# What this task involves
Gather every line holding the string "title".

# Exercise data
—————

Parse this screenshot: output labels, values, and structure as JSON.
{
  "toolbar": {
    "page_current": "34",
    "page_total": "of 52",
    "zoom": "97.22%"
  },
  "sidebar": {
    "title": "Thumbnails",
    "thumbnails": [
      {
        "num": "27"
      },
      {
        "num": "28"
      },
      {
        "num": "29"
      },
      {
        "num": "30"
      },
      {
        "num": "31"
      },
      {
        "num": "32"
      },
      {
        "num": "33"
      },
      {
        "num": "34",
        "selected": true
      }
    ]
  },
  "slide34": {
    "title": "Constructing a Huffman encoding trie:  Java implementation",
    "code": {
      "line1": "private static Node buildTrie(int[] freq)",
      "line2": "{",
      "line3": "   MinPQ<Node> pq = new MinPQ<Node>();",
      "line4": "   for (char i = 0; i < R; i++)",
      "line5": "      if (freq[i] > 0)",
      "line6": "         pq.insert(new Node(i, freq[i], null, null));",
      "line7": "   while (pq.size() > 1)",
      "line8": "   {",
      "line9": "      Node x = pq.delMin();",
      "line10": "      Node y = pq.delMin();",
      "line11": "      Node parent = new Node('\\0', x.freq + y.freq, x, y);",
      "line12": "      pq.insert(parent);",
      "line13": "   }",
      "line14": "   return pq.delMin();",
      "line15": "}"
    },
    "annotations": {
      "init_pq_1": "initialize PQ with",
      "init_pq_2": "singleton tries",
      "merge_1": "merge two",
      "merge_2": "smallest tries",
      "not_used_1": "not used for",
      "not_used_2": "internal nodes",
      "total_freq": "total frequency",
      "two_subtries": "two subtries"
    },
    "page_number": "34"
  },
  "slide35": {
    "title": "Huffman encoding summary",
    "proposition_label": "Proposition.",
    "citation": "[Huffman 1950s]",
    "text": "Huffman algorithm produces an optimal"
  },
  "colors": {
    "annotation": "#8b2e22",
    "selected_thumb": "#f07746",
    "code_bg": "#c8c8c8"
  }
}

—————

# Output for this exercise
    "title": "Thumbnails",
    "title": "Constructing a Huffman encoding trie:  Java implementation",
    "title": "Huffman encoding summary",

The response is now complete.